▶ _Given request_
Copy out the lines below word for word, omitting the pictures.

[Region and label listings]
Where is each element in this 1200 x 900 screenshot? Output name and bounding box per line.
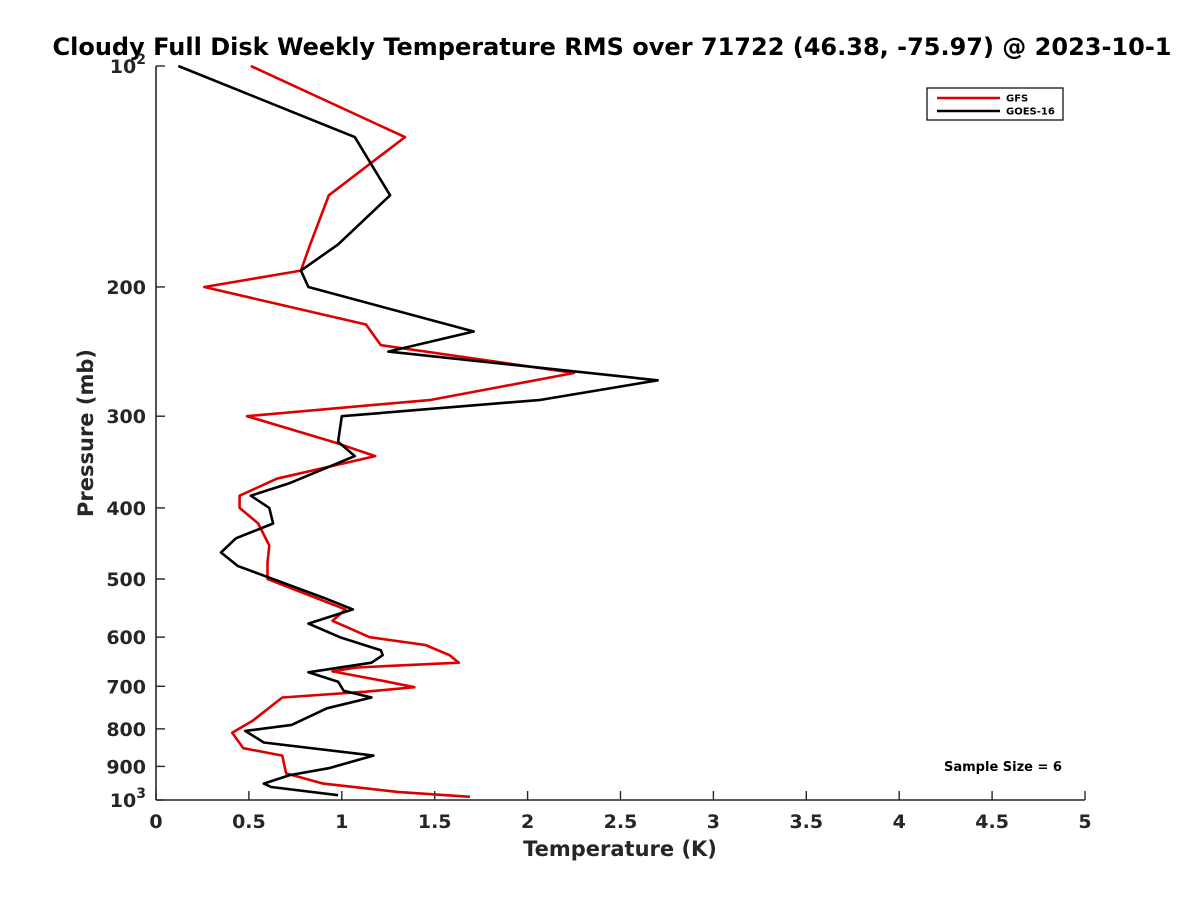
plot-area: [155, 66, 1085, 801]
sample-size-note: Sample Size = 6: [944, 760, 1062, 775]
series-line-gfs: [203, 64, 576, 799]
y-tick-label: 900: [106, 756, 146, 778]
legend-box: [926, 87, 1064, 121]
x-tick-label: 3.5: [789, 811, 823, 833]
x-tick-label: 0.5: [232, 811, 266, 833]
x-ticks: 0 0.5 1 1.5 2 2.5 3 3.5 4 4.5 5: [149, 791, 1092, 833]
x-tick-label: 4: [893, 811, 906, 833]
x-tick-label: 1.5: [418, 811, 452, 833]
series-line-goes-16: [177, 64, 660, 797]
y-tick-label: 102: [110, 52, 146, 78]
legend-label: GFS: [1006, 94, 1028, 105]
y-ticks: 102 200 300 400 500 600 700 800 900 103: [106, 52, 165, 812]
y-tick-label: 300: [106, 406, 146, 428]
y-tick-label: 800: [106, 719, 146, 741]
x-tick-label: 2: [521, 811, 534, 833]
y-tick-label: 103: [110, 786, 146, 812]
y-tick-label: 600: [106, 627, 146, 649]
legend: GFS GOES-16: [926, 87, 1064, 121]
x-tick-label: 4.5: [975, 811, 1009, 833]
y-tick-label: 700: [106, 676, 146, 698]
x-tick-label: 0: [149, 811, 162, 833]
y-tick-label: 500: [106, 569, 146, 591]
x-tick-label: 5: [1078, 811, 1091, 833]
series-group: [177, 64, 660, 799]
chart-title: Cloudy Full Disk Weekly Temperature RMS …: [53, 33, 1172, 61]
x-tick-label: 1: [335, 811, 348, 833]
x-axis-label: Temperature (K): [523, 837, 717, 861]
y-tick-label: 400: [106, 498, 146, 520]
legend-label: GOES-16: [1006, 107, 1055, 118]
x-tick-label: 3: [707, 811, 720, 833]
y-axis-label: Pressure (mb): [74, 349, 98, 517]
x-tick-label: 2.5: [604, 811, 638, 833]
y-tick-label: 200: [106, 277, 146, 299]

▶ _Solution below_
Where is each element in this 1200 x 900 screenshot? Output name and bounding box per line.
plot-area: [155, 66, 1085, 801]
sample-size-note: Sample Size = 6: [944, 760, 1062, 775]
series-line-gfs: [203, 64, 576, 799]
y-tick-label: 900: [106, 756, 146, 778]
legend-box: [926, 87, 1064, 121]
x-tick-label: 3.5: [789, 811, 823, 833]
x-tick-label: 0.5: [232, 811, 266, 833]
x-ticks: 0 0.5 1 1.5 2 2.5 3 3.5 4 4.5 5: [149, 791, 1092, 833]
x-tick-label: 4: [893, 811, 906, 833]
x-tick-label: 1.5: [418, 811, 452, 833]
series-line-goes-16: [177, 64, 660, 797]
y-tick-label: 102: [110, 52, 146, 78]
legend-label: GFS: [1006, 94, 1028, 105]
y-ticks: 102 200 300 400 500 600 700 800 900 103: [106, 52, 165, 812]
y-tick-label: 300: [106, 406, 146, 428]
y-tick-label: 800: [106, 719, 146, 741]
x-tick-label: 2: [521, 811, 534, 833]
y-tick-label: 103: [110, 786, 146, 812]
y-tick-label: 600: [106, 627, 146, 649]
legend: GFS GOES-16: [926, 87, 1064, 121]
x-tick-label: 4.5: [975, 811, 1009, 833]
y-tick-label: 700: [106, 676, 146, 698]
x-tick-label: 0: [149, 811, 162, 833]
y-tick-label: 500: [106, 569, 146, 591]
x-tick-label: 5: [1078, 811, 1091, 833]
series-group: [177, 64, 660, 799]
chart-title: Cloudy Full Disk Weekly Temperature RMS …: [53, 33, 1172, 61]
x-tick-label: 1: [335, 811, 348, 833]
x-axis-label: Temperature (K): [523, 837, 717, 861]
y-tick-label: 400: [106, 498, 146, 520]
legend-label: GOES-16: [1006, 107, 1055, 118]
x-tick-label: 3: [707, 811, 720, 833]
y-axis-label: Pressure (mb): [74, 349, 98, 517]
x-tick-label: 2.5: [604, 811, 638, 833]
y-tick-label: 200: [106, 277, 146, 299]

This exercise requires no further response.